((

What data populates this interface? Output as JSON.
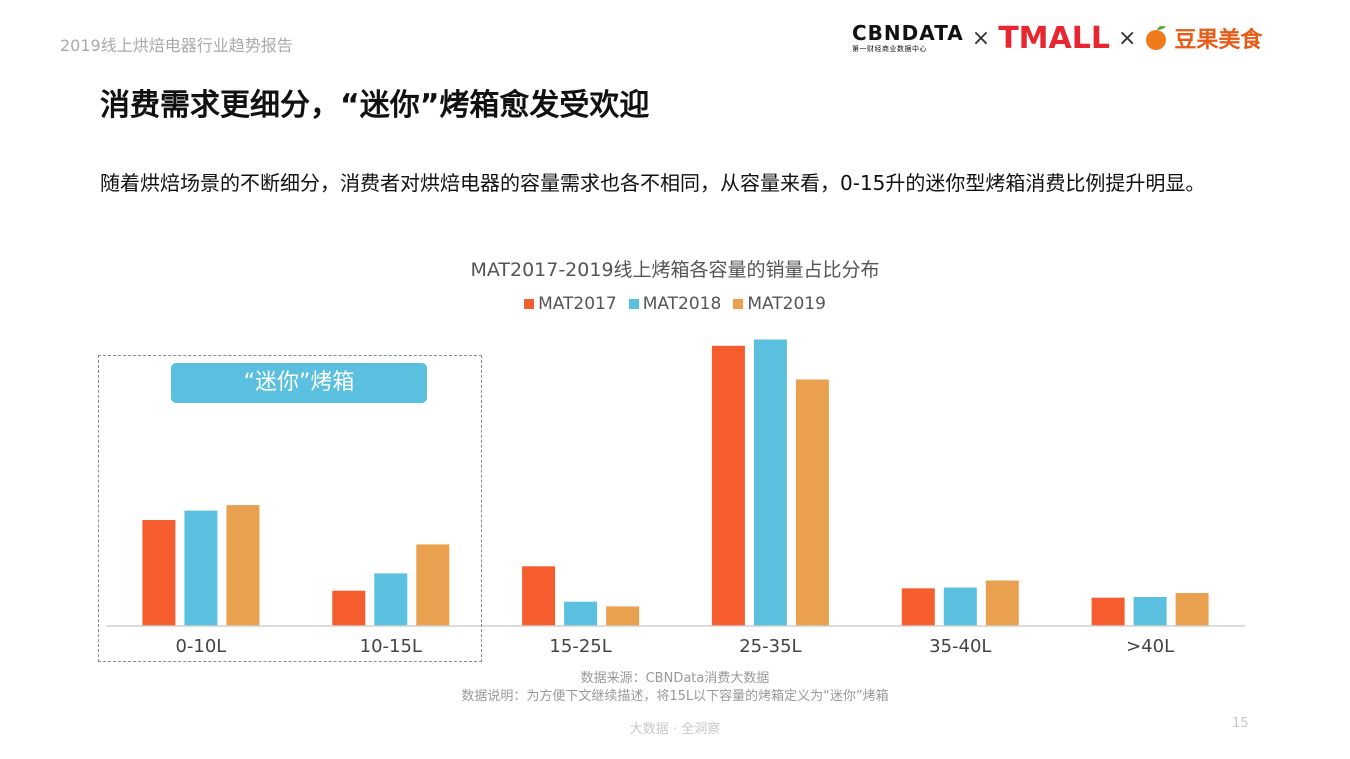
{
  "header": {
    "report_name": "2019线上烘焙电器行业趋势报告",
    "logo_cbndata": "CBNDATA",
    "logo_cbndata_sub": "第一财经商业数据中心",
    "separator": "×",
    "logo_tmall": "TMALL",
    "logo_douguo": "豆果美食"
  },
  "slide": {
    "title": "消费需求更细分，“迷你”烤箱愈发受欢迎",
    "intro": "随着烘焙场景的不断细分，消费者对烘焙电器的容量需求也各不相同，从容量来看，0-15升的迷你型烤箱消费比例提升明显。"
  },
  "highlight": {
    "label": "“迷你”烤箱"
  },
  "chart_data": {
    "type": "bar",
    "title": "MAT2017-2019线上烤箱各容量的销量占比分布",
    "categories": [
      "0-10L",
      "10-15L",
      "15-25L",
      "25-35L",
      "35-40L",
      ">40L"
    ],
    "series": [
      {
        "name": "MAT2017",
        "color": "#f55d2e",
        "values": [
          0.135,
          0.045,
          0.076,
          0.357,
          0.048,
          0.036
        ]
      },
      {
        "name": "MAT2018",
        "color": "#5bc0e0",
        "values": [
          0.147,
          0.067,
          0.031,
          0.365,
          0.049,
          0.037
        ]
      },
      {
        "name": "MAT2019",
        "color": "#e9a14f",
        "values": [
          0.154,
          0.104,
          0.025,
          0.314,
          0.058,
          0.042
        ]
      }
    ],
    "ylim": [
      0,
      0.4
    ],
    "legend": "top-center",
    "grid": false
  },
  "notes": {
    "source": "数据来源：CBNData消费大数据",
    "explanation": "数据说明：为方便下文继续描述，将15L以下容量的烤箱定义为“迷你”烤箱"
  },
  "footer": {
    "slogan": "大数据 · 全洞察",
    "page_number": "15"
  }
}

))

_Exercise instructions:_
Leaving out the pictures, repeat the data above exactly.

_Full solution:_
What data populates this interface? Output as JSON.
{
  "header": {
    "report_name": "2019线上烘焙电器行业趋势报告",
    "logo_cbndata": "CBNDATA",
    "logo_cbndata_sub": "第一财经商业数据中心",
    "separator": "×",
    "logo_tmall": "TMALL",
    "logo_douguo": "豆果美食"
  },
  "slide": {
    "title": "消费需求更细分，“迷你”烤箱愈发受欢迎",
    "intro": "随着烘焙场景的不断细分，消费者对烘焙电器的容量需求也各不相同，从容量来看，0-15升的迷你型烤箱消费比例提升明显。"
  },
  "highlight": {
    "label": "“迷你”烤箱"
  },
  "chart_data": {
    "type": "bar",
    "title": "MAT2017-2019线上烤箱各容量的销量占比分布",
    "categories": [
      "0-10L",
      "10-15L",
      "15-25L",
      "25-35L",
      "35-40L",
      ">40L"
    ],
    "series": [
      {
        "name": "MAT2017",
        "color": "#f55d2e",
        "values": [
          0.135,
          0.045,
          0.076,
          0.357,
          0.048,
          0.036
        ]
      },
      {
        "name": "MAT2018",
        "color": "#5bc0e0",
        "values": [
          0.147,
          0.067,
          0.031,
          0.365,
          0.049,
          0.037
        ]
      },
      {
        "name": "MAT2019",
        "color": "#e9a14f",
        "values": [
          0.154,
          0.104,
          0.025,
          0.314,
          0.058,
          0.042
        ]
      }
    ],
    "ylim": [
      0,
      0.4
    ],
    "legend": "top-center",
    "grid": false
  },
  "notes": {
    "source": "数据来源：CBNData消费大数据",
    "explanation": "数据说明：为方便下文继续描述，将15L以下容量的烤箱定义为“迷你”烤箱"
  },
  "footer": {
    "slogan": "大数据 · 全洞察",
    "page_number": "15"
  }
}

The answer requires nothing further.